:: Instruction ::
Scan the lines below; pull out those with "this".

:: Data supplied ::
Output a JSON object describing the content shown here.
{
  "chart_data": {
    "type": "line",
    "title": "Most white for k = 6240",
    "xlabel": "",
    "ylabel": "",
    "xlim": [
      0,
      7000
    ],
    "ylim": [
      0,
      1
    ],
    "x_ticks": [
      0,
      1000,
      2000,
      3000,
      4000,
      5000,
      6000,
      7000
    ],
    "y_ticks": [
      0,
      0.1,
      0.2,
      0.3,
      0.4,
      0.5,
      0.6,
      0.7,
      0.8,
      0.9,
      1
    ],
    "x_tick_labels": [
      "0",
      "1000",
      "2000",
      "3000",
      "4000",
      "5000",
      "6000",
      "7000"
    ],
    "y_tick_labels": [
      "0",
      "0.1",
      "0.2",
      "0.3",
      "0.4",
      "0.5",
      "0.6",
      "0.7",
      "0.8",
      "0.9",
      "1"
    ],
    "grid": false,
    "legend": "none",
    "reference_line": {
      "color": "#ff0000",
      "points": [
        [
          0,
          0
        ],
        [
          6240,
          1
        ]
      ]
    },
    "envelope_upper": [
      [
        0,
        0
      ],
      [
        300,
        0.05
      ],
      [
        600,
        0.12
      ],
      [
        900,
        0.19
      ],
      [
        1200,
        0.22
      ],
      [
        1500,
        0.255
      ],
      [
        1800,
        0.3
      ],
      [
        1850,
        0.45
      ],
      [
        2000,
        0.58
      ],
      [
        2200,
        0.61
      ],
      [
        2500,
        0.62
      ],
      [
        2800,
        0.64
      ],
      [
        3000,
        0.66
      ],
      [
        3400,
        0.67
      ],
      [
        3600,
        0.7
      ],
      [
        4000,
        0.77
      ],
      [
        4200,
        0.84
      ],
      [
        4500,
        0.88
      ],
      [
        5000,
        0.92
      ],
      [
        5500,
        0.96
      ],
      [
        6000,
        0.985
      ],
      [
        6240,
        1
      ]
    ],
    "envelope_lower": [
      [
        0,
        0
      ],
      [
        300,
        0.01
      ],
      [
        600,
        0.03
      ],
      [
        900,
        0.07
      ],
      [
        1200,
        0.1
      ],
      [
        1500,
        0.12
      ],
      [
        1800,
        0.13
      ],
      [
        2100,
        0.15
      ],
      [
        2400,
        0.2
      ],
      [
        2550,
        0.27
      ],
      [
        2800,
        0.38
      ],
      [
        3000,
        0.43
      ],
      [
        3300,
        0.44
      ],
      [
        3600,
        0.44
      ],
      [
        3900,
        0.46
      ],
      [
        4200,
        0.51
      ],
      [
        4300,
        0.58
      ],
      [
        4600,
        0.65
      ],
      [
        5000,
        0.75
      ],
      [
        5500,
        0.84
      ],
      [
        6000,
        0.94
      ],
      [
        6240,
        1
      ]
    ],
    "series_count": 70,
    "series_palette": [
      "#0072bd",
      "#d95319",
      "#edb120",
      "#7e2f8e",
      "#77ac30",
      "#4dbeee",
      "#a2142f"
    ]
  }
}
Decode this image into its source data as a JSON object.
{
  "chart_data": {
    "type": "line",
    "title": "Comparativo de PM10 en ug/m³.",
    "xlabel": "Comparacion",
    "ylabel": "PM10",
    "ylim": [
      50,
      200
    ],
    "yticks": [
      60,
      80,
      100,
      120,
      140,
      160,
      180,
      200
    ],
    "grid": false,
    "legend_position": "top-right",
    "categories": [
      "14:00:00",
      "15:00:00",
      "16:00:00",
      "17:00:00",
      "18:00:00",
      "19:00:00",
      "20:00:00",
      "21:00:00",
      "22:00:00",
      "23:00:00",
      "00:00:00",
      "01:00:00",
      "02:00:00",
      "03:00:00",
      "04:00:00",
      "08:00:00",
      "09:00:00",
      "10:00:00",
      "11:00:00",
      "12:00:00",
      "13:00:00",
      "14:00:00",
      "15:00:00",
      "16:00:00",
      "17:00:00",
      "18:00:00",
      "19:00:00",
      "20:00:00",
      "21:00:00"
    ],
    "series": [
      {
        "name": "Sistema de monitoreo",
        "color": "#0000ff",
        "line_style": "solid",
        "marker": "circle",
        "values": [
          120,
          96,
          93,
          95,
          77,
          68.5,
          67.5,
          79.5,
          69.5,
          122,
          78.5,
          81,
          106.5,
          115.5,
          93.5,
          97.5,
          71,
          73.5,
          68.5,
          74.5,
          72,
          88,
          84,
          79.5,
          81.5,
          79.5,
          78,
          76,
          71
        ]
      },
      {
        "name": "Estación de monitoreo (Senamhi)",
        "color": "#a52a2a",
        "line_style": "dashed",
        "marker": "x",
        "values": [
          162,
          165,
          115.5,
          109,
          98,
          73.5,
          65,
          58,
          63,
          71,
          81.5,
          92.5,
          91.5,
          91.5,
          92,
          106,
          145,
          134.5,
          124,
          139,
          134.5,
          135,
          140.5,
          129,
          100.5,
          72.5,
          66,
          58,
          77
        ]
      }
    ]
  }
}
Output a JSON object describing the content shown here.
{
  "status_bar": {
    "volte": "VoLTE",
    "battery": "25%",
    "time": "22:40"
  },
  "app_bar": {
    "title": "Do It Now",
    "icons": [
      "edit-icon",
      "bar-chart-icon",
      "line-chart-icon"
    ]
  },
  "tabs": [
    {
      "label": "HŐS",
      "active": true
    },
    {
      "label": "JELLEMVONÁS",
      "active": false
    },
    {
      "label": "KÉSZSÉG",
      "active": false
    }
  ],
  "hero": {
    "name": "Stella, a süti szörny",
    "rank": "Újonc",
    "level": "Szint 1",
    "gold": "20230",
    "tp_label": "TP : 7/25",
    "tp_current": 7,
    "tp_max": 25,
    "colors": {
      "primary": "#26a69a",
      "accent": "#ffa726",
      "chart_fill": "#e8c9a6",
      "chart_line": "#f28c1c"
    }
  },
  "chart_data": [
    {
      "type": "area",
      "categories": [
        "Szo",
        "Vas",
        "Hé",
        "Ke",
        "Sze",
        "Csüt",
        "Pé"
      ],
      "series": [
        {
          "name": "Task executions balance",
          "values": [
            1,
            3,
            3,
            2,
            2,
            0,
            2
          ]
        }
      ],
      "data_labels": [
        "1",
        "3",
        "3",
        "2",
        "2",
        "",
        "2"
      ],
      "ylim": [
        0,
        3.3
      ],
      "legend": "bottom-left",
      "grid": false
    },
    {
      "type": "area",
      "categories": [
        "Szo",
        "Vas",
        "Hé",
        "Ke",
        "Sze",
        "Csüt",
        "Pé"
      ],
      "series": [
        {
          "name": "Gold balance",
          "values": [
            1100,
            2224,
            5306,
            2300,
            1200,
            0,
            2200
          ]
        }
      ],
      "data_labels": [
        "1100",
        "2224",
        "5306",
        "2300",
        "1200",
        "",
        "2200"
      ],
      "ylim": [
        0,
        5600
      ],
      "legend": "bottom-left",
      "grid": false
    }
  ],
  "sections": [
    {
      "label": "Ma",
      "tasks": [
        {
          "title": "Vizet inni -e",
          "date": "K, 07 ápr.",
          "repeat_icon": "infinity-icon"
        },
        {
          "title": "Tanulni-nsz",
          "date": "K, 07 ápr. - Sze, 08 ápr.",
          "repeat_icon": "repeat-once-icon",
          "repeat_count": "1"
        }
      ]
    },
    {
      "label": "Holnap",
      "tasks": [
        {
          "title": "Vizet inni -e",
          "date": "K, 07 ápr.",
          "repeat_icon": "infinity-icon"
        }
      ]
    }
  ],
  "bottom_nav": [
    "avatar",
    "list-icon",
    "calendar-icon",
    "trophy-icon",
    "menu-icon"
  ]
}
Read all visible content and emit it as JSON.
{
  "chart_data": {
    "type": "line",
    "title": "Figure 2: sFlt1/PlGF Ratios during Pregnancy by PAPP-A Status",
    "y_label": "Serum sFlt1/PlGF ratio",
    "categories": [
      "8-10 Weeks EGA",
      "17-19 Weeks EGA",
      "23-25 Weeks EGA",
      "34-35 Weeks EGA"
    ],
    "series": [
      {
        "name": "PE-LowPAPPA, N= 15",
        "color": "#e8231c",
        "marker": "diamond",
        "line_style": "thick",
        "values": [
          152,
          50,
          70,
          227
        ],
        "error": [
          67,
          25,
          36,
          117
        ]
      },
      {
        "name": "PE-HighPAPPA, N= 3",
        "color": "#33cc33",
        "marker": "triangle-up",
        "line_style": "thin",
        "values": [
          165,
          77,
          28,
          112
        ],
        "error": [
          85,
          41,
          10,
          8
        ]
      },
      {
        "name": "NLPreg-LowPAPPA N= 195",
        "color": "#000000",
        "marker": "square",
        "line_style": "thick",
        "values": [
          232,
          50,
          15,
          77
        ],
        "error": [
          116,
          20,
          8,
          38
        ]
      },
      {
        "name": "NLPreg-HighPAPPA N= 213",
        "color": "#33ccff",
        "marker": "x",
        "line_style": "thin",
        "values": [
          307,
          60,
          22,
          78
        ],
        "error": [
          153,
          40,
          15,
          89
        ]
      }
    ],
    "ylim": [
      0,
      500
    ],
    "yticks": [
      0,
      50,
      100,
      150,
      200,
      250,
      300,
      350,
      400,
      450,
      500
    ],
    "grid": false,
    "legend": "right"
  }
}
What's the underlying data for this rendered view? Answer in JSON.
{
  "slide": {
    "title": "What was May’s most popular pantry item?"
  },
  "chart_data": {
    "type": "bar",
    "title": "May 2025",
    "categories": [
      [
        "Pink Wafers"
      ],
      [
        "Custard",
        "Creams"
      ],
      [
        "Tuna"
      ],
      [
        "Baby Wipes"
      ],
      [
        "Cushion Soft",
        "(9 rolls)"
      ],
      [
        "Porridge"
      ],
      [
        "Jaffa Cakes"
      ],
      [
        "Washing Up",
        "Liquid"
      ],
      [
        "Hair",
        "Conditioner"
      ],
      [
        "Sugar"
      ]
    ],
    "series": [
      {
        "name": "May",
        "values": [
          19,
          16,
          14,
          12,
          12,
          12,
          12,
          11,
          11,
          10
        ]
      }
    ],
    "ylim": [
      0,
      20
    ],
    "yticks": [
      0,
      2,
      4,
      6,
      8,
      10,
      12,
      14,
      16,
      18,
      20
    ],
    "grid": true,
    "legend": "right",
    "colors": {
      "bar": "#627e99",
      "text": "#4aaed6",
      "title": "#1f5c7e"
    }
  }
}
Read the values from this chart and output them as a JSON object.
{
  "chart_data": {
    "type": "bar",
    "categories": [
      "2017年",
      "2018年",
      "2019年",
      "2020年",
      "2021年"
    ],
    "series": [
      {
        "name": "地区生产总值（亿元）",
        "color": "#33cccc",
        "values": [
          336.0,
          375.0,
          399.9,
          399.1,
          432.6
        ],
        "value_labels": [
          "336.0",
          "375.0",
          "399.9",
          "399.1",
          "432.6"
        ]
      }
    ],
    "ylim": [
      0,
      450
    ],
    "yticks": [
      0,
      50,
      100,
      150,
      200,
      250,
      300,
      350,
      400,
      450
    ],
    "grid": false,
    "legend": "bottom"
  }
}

:: Response ::
Decode this image into its source data as a JSON object.
What's the underlying data for this rendered view? Answer in JSON.
Read the values from this chart and output them as a JSON object.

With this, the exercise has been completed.